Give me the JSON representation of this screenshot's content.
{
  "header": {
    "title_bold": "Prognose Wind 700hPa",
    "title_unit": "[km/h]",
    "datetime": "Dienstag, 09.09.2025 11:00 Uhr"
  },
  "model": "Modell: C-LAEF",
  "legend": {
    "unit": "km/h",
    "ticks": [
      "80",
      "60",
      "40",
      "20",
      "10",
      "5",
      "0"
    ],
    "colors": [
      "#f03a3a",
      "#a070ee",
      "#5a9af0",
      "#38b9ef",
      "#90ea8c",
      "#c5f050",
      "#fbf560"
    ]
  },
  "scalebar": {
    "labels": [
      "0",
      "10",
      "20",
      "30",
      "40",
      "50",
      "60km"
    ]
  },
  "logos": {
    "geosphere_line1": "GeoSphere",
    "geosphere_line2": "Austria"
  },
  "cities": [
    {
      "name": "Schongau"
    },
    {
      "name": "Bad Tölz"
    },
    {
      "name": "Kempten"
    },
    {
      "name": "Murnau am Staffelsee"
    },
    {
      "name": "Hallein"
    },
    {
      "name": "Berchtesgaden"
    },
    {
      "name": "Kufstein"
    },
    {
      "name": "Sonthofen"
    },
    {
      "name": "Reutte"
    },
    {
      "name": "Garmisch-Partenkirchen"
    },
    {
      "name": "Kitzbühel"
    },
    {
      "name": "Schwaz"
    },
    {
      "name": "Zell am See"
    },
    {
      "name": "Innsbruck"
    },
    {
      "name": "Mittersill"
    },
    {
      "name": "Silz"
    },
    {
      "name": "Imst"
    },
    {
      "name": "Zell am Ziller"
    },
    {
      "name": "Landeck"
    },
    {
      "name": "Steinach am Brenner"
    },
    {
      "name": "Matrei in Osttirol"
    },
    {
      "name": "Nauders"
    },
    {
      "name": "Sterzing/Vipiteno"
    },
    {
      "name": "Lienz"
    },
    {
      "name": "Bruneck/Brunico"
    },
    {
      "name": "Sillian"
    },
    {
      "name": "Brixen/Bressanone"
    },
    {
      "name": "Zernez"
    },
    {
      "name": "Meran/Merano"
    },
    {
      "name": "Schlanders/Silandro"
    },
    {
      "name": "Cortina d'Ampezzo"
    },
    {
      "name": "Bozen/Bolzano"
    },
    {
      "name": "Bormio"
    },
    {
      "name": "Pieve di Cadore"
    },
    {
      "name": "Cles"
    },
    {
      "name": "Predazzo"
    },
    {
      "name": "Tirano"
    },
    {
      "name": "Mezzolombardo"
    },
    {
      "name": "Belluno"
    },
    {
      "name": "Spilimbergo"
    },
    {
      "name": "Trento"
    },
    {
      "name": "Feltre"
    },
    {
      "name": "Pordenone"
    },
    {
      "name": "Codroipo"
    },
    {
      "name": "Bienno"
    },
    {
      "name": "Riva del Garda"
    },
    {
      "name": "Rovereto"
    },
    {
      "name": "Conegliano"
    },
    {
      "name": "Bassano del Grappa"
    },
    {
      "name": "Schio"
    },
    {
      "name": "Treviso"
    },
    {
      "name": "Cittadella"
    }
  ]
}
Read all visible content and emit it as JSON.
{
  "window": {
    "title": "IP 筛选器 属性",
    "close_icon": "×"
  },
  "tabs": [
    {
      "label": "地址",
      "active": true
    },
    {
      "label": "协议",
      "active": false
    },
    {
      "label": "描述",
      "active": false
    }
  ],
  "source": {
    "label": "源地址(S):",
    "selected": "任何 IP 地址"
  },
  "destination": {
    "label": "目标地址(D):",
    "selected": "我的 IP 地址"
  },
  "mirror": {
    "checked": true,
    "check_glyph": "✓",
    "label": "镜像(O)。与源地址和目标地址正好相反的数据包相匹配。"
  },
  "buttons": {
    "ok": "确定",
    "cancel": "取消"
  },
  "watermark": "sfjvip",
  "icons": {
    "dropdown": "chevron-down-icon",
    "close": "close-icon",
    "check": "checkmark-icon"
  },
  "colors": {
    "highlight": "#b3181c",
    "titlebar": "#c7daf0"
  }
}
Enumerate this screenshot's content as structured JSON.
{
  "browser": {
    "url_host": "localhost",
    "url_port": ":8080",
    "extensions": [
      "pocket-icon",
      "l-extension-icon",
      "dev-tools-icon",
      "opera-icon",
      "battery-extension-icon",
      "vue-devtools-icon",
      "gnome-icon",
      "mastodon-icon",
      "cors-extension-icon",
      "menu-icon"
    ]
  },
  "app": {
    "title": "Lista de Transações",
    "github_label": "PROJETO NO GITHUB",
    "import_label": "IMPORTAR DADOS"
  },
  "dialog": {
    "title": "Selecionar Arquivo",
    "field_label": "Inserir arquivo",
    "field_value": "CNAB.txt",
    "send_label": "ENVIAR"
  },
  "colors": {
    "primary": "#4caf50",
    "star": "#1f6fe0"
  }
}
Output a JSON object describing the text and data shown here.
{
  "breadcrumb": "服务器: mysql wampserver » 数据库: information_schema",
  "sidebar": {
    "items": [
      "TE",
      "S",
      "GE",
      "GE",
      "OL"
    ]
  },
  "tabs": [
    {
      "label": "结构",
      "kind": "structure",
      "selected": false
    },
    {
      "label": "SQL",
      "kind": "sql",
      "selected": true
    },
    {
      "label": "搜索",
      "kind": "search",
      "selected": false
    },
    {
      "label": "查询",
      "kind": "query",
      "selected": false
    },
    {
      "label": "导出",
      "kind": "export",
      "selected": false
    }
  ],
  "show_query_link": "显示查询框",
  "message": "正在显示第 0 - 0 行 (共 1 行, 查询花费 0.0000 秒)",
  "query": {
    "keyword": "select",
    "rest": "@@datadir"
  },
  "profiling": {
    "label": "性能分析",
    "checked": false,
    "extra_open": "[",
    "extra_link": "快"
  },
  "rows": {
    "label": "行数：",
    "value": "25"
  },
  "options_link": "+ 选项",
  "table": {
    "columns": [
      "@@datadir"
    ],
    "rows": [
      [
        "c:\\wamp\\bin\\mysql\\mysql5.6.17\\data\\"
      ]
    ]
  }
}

==================================================

What count of lines in the listing contain the word "this"? Reply with the number only.

2